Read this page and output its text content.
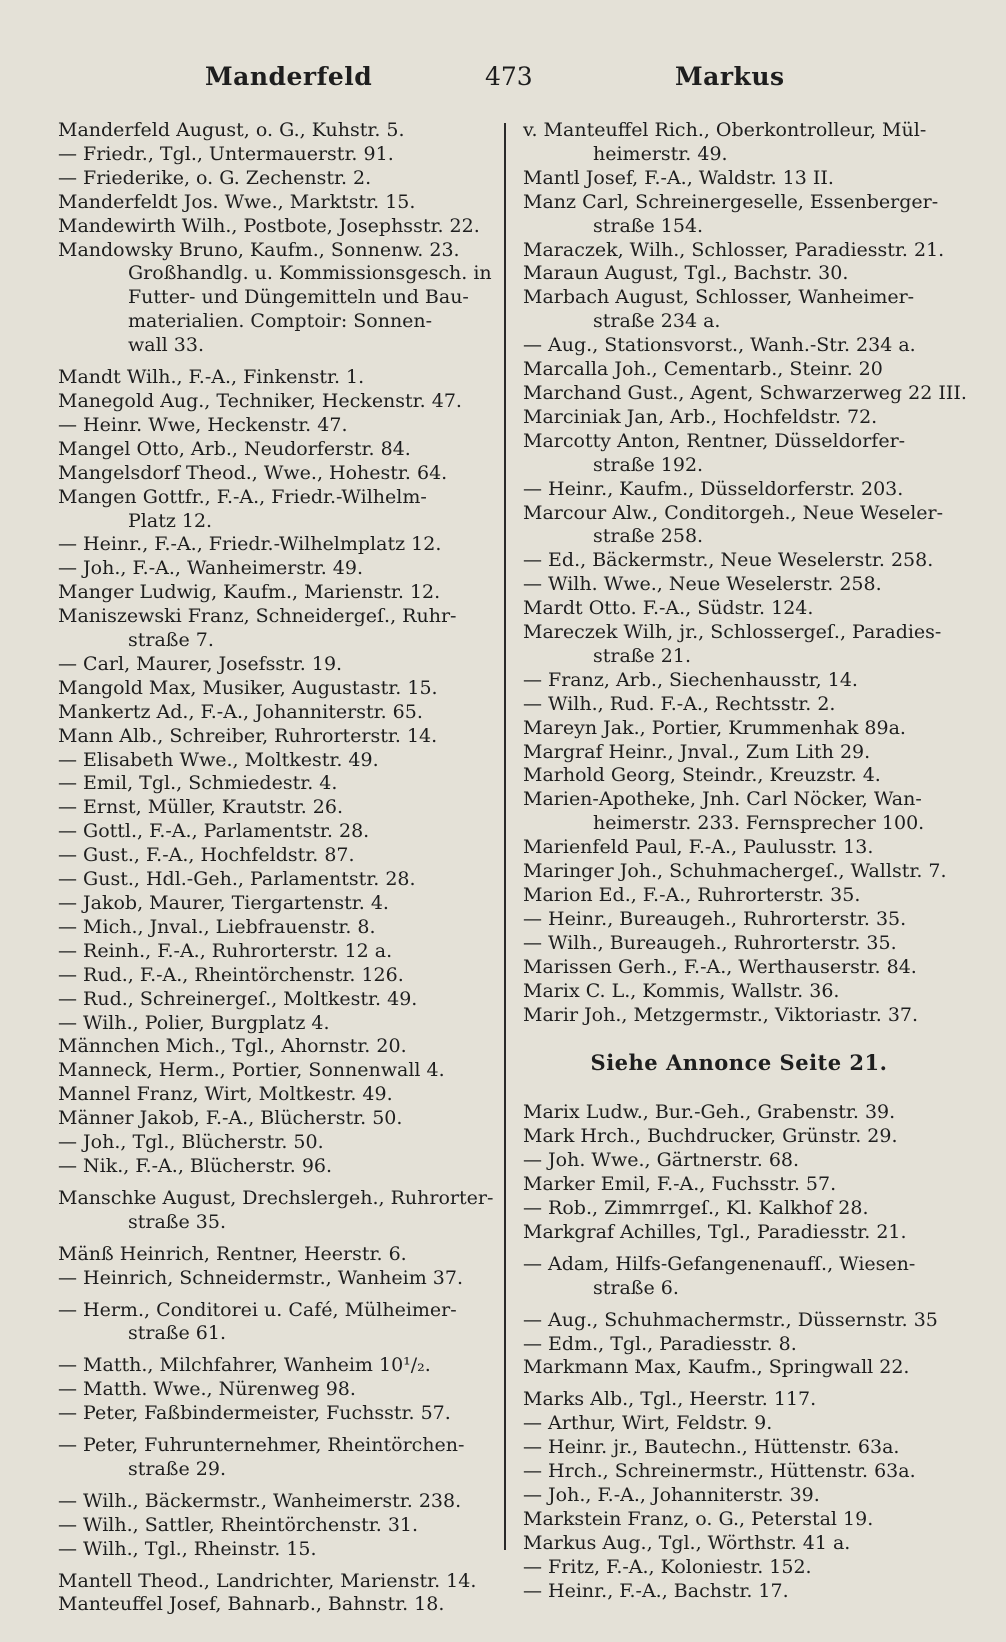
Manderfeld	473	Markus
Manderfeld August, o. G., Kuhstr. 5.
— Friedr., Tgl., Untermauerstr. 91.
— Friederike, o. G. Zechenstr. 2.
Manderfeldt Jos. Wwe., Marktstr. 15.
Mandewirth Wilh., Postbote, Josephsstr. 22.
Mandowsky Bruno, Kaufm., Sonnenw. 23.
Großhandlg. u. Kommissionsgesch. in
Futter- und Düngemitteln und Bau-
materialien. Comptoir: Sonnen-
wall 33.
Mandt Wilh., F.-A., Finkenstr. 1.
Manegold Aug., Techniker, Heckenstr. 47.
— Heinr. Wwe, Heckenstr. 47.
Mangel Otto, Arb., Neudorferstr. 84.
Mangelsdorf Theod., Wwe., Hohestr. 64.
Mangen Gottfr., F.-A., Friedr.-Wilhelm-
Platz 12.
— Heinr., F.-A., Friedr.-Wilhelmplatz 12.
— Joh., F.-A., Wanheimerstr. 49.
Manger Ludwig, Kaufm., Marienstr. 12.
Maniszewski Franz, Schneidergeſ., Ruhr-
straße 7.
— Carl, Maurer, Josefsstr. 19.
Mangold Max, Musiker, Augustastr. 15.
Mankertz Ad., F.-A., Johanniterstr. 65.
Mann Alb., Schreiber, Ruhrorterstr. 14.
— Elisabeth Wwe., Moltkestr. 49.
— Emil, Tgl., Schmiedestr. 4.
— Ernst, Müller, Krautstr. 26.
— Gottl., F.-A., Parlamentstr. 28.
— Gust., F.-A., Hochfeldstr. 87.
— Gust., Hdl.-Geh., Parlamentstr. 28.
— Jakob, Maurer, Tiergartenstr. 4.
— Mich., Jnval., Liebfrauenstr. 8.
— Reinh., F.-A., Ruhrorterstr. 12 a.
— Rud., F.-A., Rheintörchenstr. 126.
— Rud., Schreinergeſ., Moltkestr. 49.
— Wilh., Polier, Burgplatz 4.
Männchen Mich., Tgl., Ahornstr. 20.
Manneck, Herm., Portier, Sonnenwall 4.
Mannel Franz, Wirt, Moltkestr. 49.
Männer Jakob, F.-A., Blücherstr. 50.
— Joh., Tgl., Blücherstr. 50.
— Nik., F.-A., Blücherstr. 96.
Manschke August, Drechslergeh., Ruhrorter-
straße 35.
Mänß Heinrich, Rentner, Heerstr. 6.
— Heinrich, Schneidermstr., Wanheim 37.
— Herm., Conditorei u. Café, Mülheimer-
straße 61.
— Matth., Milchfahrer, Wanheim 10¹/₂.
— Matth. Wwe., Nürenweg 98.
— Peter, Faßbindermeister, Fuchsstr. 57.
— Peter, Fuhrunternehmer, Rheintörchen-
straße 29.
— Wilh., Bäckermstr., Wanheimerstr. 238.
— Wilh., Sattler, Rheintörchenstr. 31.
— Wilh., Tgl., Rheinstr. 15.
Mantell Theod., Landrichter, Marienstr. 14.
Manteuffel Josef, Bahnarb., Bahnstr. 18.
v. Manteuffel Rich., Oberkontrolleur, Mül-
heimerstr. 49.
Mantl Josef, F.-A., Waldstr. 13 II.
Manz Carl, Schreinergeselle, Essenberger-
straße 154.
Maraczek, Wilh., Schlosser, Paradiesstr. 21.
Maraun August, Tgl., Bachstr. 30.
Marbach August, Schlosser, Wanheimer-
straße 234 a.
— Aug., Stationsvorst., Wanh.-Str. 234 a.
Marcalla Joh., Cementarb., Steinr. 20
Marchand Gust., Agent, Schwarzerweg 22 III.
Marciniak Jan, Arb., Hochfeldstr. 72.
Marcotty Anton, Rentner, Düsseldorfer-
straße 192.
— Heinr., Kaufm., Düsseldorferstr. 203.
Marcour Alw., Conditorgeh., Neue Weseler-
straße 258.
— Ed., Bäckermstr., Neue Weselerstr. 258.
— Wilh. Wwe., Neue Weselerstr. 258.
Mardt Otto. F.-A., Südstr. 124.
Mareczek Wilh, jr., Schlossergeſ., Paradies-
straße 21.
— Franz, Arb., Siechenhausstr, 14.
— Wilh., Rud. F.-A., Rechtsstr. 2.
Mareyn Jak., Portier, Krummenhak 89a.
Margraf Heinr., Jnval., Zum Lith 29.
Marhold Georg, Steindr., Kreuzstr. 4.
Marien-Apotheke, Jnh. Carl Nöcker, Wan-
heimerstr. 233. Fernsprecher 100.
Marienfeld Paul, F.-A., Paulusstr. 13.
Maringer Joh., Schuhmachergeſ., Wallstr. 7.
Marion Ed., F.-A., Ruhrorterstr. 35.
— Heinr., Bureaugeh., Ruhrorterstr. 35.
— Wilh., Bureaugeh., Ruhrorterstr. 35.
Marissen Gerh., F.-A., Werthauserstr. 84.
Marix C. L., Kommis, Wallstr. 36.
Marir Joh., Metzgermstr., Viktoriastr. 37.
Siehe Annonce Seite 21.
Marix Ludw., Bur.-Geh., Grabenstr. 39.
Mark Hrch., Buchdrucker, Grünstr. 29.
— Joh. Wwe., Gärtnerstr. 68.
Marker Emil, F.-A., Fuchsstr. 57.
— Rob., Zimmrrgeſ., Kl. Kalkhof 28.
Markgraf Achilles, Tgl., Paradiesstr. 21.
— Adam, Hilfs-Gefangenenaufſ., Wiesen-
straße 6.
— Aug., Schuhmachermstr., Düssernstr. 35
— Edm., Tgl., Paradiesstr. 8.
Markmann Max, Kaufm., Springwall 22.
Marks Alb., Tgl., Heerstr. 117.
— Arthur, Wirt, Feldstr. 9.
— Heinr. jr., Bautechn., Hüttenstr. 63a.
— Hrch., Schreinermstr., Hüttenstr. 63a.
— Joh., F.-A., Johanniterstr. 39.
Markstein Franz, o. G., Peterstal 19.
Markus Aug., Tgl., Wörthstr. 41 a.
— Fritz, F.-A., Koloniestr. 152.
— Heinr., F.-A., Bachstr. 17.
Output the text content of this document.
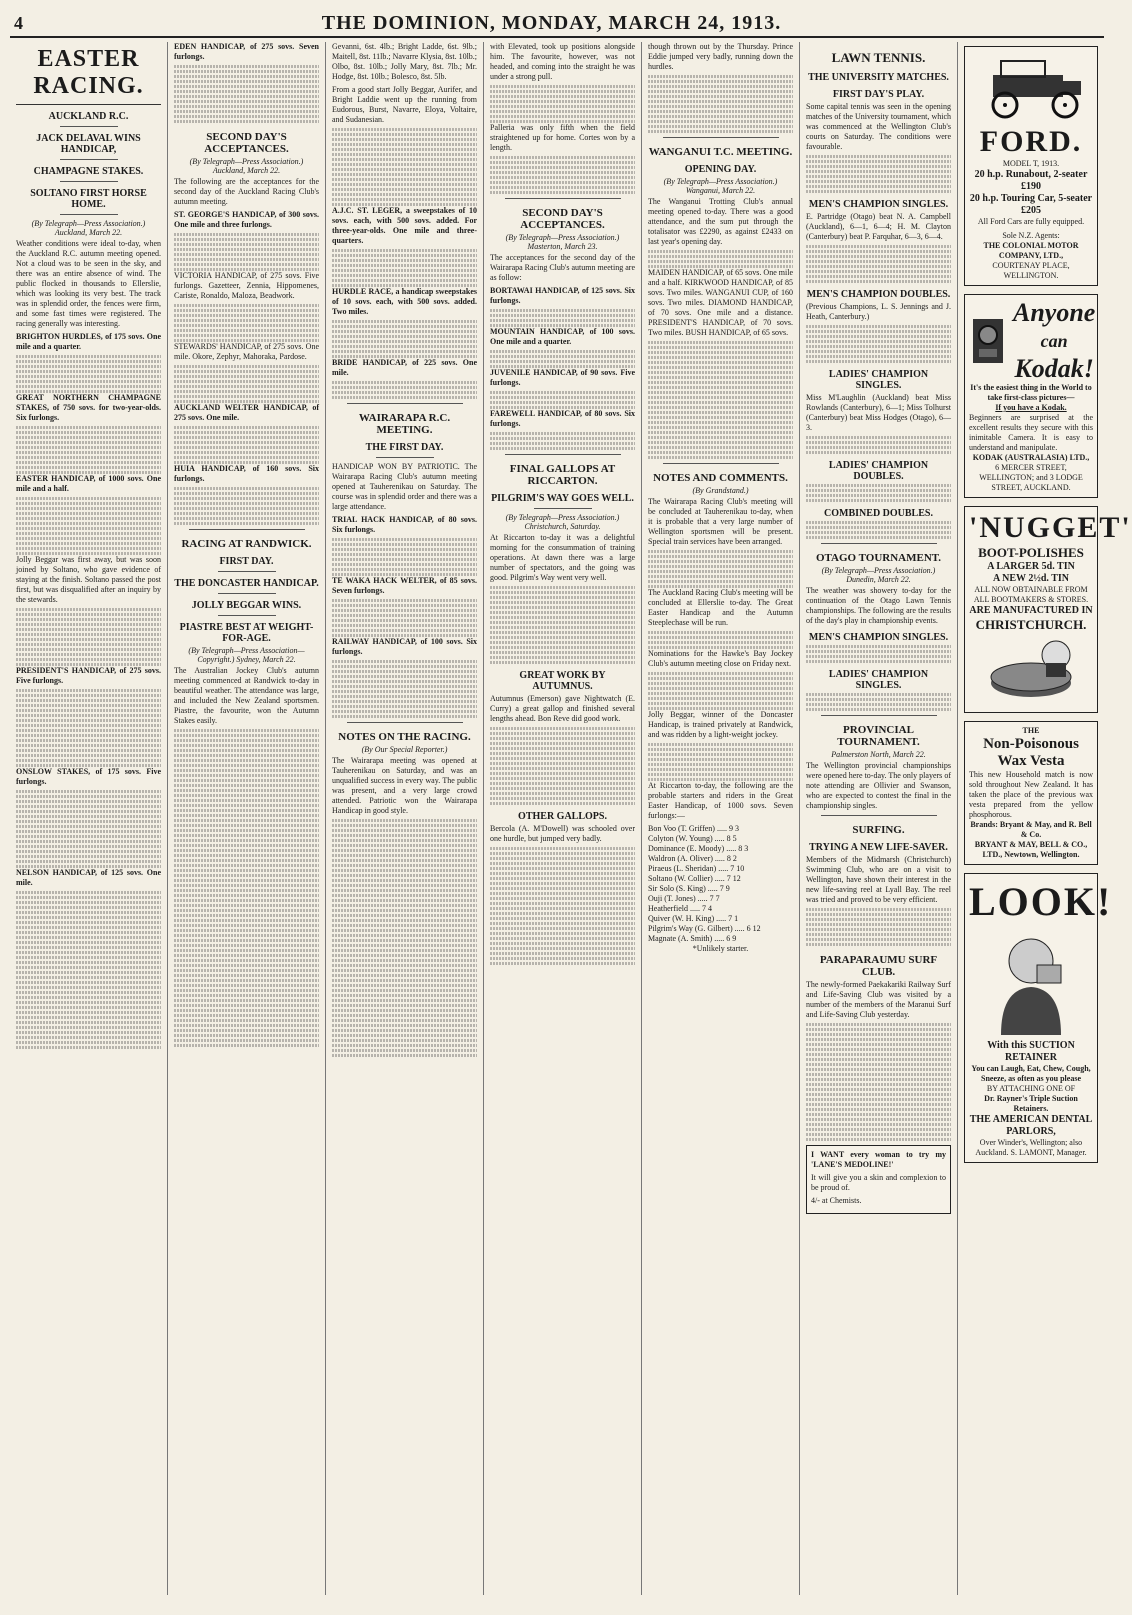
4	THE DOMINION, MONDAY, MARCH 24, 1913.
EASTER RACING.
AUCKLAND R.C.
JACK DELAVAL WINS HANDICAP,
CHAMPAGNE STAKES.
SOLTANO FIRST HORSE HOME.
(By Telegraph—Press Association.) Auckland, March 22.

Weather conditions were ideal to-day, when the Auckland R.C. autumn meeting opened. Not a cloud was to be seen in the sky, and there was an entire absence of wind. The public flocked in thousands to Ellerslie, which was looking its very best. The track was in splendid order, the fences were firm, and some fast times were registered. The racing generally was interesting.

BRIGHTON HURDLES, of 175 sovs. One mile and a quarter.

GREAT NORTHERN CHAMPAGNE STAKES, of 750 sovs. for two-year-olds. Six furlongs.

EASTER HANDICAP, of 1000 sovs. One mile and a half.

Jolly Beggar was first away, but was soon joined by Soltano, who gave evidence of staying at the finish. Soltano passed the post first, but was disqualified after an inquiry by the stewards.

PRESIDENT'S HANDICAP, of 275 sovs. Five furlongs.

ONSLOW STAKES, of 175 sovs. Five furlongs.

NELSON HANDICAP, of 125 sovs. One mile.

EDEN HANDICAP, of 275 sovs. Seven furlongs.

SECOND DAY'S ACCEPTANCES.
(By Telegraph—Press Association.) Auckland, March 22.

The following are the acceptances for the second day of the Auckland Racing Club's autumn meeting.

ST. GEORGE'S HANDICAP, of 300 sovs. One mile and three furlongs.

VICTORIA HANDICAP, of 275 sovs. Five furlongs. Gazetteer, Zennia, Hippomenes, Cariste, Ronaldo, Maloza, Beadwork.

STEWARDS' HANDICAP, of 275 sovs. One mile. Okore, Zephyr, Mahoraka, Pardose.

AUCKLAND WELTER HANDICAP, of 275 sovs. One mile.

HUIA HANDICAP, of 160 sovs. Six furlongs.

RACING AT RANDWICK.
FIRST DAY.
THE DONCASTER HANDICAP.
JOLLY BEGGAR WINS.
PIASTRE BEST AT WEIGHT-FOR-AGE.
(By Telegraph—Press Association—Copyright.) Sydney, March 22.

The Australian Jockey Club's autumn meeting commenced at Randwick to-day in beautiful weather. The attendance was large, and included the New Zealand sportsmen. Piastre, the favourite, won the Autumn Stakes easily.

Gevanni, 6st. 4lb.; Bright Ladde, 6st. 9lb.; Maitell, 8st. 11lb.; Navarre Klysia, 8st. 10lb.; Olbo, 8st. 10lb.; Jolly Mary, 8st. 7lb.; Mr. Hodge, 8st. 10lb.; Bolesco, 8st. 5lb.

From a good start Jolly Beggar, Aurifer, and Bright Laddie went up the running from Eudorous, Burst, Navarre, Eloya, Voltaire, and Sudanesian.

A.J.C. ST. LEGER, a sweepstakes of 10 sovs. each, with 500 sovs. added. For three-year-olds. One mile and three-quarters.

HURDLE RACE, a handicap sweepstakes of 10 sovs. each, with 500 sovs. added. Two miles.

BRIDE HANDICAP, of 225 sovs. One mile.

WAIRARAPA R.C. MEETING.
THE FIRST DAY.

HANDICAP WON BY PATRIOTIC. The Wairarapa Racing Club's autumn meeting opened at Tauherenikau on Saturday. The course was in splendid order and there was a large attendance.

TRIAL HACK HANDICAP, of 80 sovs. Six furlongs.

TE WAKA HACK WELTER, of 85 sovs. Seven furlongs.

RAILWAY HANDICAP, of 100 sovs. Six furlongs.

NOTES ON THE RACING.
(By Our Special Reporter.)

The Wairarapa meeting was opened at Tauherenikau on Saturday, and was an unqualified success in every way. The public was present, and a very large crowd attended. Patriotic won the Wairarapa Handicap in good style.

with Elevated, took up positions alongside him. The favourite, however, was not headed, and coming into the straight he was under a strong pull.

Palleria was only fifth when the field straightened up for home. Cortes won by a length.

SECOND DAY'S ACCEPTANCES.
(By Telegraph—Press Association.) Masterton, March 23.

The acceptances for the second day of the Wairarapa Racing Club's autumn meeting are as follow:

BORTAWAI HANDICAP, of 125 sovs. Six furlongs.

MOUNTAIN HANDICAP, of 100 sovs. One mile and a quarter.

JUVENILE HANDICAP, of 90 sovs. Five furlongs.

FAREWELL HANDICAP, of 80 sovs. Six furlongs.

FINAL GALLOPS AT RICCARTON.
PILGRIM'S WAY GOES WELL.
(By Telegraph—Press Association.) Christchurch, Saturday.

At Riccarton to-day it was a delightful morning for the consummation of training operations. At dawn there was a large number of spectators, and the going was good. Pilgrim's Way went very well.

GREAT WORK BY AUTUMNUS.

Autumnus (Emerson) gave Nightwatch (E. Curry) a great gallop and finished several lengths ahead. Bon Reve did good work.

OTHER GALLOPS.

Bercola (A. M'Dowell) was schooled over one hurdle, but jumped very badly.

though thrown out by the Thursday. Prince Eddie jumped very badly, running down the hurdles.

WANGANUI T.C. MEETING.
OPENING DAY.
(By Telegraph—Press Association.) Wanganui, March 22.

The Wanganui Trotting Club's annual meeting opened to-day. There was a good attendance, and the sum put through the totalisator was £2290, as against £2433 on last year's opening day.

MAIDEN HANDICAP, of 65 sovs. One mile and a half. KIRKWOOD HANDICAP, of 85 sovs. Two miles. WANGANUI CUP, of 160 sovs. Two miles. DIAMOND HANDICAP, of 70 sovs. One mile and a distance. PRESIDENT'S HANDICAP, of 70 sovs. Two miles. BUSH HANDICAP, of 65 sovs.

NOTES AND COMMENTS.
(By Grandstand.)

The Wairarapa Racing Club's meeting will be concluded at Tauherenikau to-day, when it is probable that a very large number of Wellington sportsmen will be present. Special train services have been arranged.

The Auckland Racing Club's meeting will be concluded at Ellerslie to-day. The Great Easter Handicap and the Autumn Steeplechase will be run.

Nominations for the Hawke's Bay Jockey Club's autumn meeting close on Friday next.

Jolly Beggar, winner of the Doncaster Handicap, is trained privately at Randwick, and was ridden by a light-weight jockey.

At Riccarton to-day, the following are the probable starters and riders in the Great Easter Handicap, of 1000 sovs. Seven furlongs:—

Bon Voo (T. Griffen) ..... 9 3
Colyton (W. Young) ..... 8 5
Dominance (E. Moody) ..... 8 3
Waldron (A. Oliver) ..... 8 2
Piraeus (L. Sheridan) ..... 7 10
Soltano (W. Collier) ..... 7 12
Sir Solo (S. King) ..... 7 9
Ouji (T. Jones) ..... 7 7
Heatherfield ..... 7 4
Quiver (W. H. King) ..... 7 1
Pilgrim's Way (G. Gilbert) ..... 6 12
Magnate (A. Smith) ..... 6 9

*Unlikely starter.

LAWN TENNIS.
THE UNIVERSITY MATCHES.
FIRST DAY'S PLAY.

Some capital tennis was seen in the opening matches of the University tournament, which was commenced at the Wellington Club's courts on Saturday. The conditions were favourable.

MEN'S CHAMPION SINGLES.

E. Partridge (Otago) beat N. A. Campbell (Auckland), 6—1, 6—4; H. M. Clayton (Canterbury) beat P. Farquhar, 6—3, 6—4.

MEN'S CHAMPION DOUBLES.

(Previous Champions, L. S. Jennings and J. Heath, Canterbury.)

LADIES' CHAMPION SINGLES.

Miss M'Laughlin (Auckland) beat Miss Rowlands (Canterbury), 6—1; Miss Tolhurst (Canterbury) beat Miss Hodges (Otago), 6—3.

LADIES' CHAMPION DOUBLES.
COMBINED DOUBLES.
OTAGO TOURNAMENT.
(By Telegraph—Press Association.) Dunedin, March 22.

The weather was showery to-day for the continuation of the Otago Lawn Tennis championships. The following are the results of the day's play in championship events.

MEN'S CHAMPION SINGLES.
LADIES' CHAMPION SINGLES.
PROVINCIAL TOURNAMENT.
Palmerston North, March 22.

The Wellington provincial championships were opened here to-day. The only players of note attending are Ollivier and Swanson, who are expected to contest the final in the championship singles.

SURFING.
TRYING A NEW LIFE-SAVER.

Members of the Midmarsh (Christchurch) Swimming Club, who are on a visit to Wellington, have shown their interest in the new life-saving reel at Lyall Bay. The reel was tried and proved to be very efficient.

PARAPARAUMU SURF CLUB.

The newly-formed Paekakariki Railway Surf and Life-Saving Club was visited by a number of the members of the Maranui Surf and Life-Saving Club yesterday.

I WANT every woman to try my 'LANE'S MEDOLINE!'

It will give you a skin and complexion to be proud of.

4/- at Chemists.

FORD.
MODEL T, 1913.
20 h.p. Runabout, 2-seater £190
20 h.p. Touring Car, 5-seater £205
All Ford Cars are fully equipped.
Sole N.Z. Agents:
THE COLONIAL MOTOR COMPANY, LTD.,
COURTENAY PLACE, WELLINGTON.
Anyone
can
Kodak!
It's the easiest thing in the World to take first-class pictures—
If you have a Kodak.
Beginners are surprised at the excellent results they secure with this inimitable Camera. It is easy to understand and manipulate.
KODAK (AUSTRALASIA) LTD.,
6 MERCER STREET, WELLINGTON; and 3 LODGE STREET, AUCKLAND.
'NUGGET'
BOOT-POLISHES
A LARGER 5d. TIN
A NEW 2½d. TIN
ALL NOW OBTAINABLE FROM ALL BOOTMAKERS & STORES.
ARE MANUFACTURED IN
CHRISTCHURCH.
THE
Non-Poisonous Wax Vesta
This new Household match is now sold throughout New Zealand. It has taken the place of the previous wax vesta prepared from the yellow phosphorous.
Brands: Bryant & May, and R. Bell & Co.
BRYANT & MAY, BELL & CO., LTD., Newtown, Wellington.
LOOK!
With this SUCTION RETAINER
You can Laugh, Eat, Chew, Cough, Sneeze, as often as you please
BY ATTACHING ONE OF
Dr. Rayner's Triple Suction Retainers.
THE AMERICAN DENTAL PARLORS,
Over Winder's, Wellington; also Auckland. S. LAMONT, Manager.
§ §
** WHAT IS EXPECTED **
Looking back at the lines above, state how many contain the word "Hüttenstr", and supply nothing besides the number.

** ANSWER FOR THE TASK **
2